[Rows from a dataset]
#####
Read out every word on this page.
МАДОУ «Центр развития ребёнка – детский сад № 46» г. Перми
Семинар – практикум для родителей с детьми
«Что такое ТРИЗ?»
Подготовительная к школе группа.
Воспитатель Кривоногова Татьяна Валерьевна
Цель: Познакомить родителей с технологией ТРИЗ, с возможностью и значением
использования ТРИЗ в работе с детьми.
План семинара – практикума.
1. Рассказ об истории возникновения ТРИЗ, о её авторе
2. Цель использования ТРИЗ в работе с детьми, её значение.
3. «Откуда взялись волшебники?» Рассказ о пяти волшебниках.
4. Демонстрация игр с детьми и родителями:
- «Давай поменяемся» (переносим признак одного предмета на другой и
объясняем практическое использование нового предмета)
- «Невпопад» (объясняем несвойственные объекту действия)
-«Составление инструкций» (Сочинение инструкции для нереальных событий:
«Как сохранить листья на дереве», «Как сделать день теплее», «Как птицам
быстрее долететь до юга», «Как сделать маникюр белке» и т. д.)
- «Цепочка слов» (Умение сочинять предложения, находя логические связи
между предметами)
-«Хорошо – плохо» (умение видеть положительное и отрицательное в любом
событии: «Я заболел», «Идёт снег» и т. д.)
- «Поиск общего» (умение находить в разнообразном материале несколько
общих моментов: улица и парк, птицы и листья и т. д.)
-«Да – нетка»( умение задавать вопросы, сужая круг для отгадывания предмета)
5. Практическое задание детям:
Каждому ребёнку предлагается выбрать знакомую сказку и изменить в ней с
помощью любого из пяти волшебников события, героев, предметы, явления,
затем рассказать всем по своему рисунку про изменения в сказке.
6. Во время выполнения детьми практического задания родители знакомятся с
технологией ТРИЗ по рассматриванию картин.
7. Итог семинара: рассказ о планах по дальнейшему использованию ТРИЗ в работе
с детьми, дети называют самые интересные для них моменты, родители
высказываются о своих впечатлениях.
#####
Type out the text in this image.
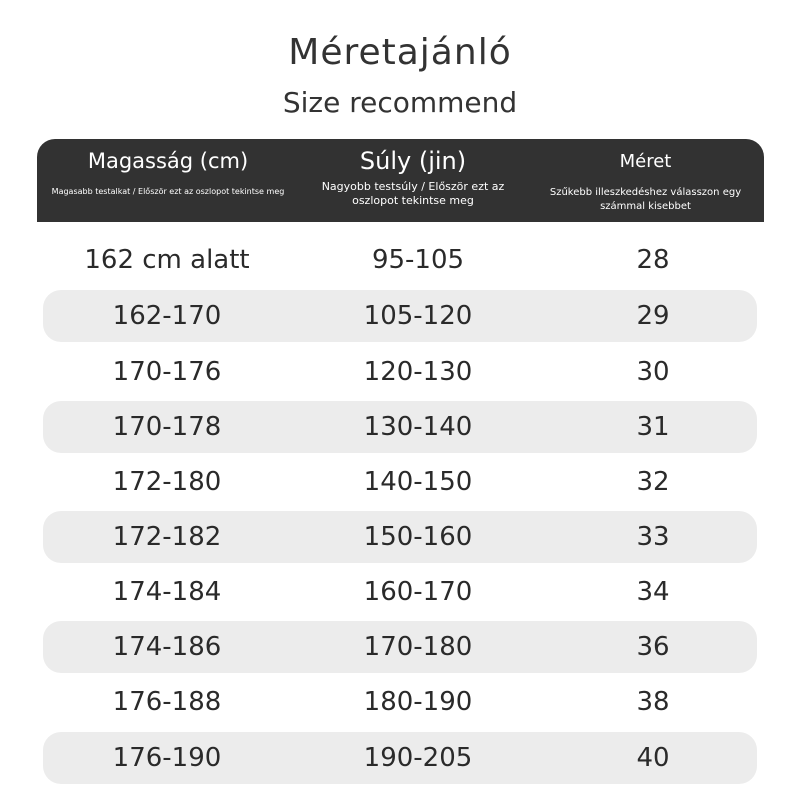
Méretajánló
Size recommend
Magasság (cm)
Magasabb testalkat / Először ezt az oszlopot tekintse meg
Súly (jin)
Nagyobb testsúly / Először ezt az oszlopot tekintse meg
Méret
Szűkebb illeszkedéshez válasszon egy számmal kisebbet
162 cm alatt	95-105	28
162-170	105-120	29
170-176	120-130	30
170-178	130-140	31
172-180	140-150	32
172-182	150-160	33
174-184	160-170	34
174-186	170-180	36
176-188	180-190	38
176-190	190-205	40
#####
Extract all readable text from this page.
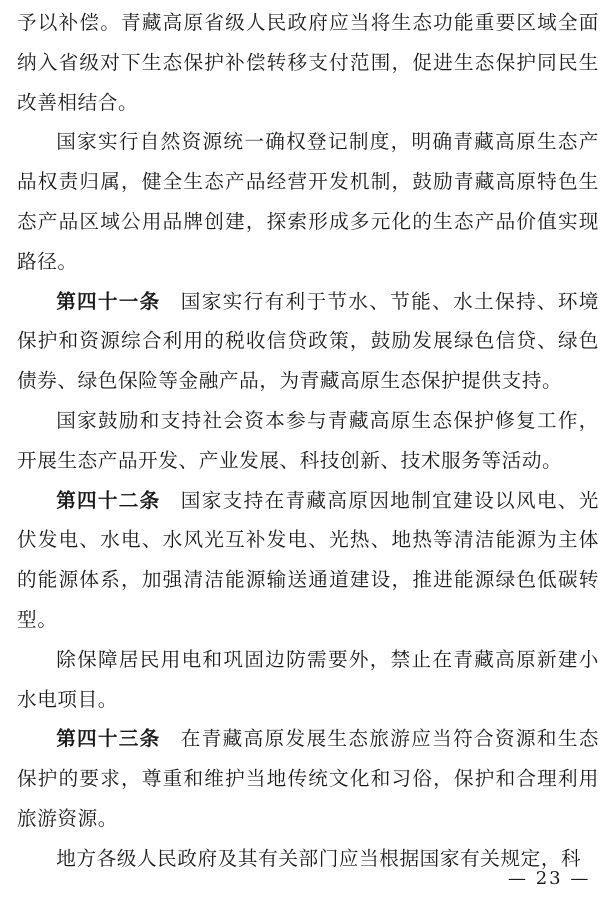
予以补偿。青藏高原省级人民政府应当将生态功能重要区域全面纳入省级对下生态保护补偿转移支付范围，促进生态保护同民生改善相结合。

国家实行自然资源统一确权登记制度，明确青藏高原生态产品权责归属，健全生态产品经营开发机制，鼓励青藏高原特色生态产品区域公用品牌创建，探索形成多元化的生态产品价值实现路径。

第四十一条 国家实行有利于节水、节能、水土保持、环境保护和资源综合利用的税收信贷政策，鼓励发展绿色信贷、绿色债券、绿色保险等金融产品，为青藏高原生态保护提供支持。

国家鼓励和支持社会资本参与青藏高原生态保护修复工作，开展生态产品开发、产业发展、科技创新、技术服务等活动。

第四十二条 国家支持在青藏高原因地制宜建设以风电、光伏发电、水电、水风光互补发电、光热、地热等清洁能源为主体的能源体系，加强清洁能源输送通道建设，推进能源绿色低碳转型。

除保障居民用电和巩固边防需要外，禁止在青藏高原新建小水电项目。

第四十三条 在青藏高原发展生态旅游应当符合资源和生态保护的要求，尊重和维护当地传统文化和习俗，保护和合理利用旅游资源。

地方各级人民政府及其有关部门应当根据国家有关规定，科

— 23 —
#####
Leave out every line without the string "сделать" and copy the rest.

«Как сохранить листья на дереве», «Как сделать день теплее», «Как птицам
быстрее долететь до юга», «Как сделать маникюр белке» и т. д.)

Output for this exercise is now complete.